• _EXCERPTED DATA_:
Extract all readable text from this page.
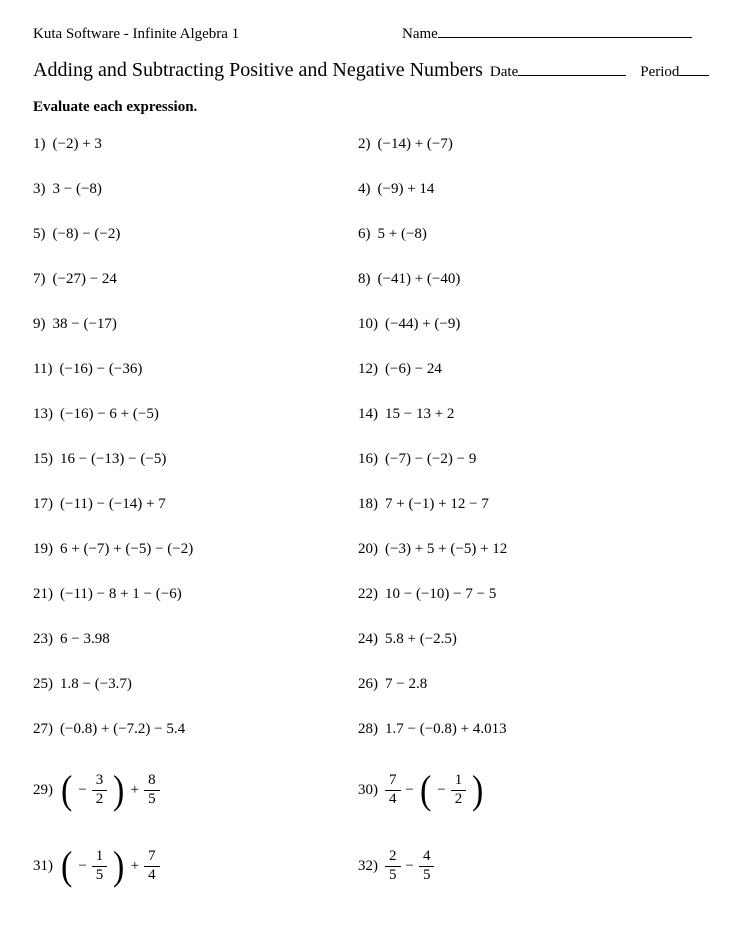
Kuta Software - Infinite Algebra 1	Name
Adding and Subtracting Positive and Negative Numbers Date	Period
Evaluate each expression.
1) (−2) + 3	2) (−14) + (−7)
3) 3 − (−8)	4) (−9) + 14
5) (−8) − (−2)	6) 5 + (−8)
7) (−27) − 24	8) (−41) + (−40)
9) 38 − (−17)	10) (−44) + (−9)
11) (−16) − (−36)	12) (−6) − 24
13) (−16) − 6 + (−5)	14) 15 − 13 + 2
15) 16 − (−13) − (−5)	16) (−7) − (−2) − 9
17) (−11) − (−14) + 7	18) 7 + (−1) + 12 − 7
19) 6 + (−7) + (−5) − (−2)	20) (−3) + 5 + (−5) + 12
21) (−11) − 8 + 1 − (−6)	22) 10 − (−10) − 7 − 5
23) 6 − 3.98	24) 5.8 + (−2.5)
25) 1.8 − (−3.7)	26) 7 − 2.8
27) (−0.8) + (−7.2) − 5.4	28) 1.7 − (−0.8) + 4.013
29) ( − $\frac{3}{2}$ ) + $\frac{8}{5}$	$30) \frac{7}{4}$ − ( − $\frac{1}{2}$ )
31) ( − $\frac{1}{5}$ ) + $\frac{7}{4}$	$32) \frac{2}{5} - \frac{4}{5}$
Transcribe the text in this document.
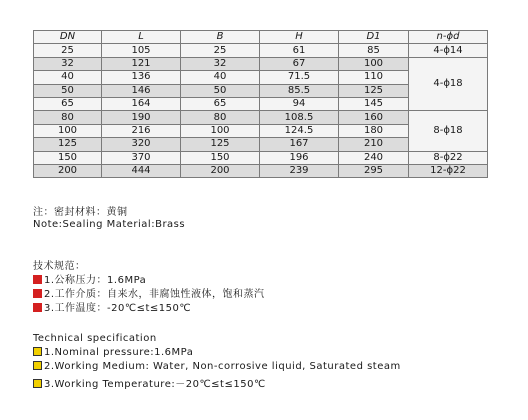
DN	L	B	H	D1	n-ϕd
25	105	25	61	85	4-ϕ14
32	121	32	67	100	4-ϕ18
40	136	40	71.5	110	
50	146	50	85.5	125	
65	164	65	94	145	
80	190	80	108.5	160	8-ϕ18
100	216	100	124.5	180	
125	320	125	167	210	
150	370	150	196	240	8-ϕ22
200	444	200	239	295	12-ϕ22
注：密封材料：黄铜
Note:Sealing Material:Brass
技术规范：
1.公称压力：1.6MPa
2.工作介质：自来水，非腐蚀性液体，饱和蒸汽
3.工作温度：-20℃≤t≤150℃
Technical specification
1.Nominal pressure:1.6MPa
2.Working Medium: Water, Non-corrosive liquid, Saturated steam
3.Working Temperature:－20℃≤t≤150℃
---
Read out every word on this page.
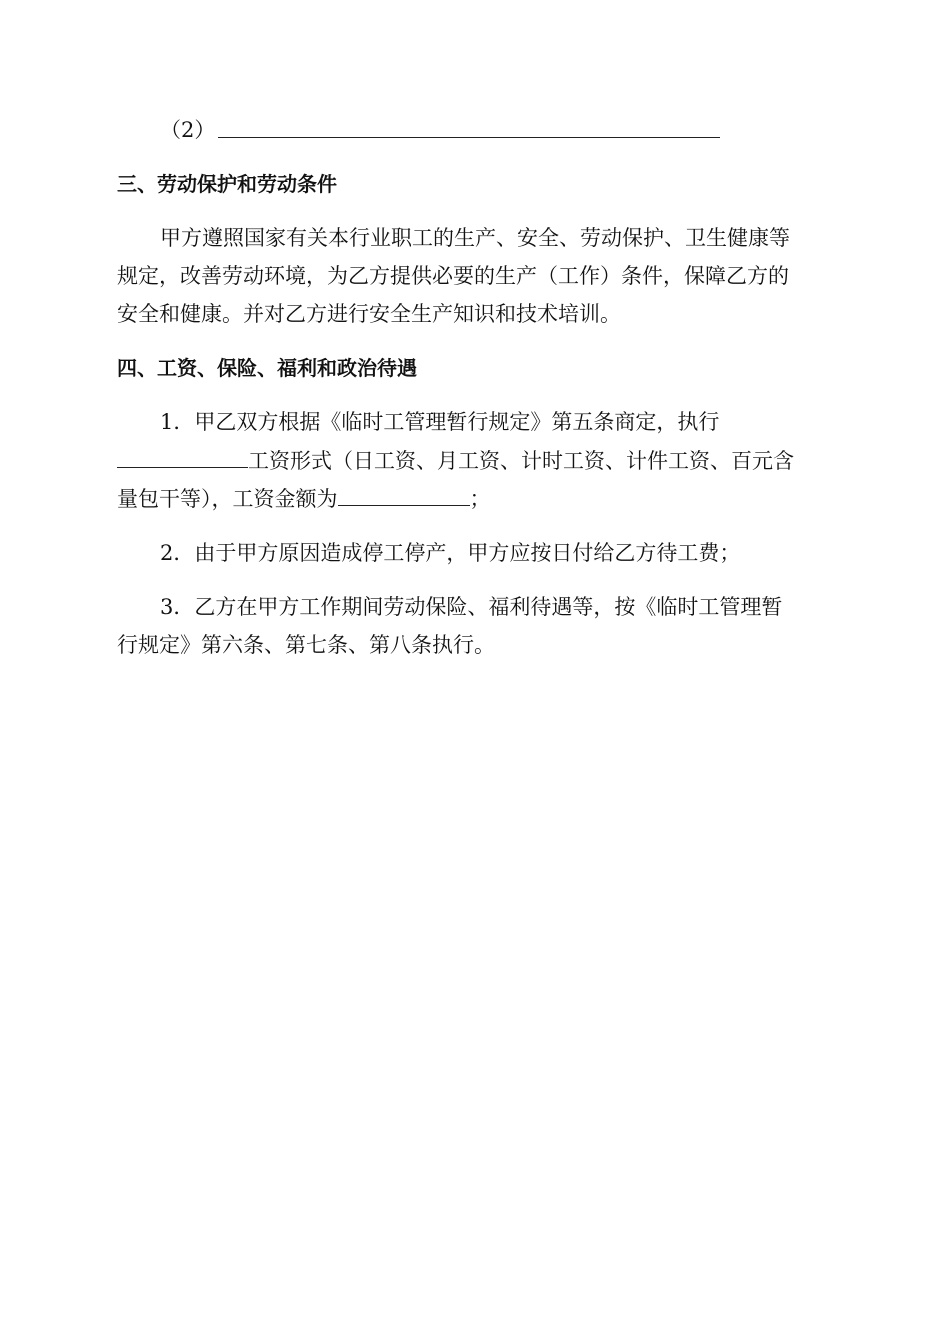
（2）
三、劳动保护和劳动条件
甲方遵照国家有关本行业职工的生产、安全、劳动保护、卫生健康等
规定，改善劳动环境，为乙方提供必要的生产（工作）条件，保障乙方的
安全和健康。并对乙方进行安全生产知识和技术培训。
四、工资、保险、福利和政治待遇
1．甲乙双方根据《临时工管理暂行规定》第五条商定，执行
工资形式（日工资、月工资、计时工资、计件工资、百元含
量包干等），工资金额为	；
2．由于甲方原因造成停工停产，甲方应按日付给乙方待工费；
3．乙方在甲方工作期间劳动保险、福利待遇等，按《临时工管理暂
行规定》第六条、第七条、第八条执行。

• _GIVEN TASK_:
Go through the records line by line and count those containing the string "this". Give only the total.

• _EXPECTED ANSWER_:
3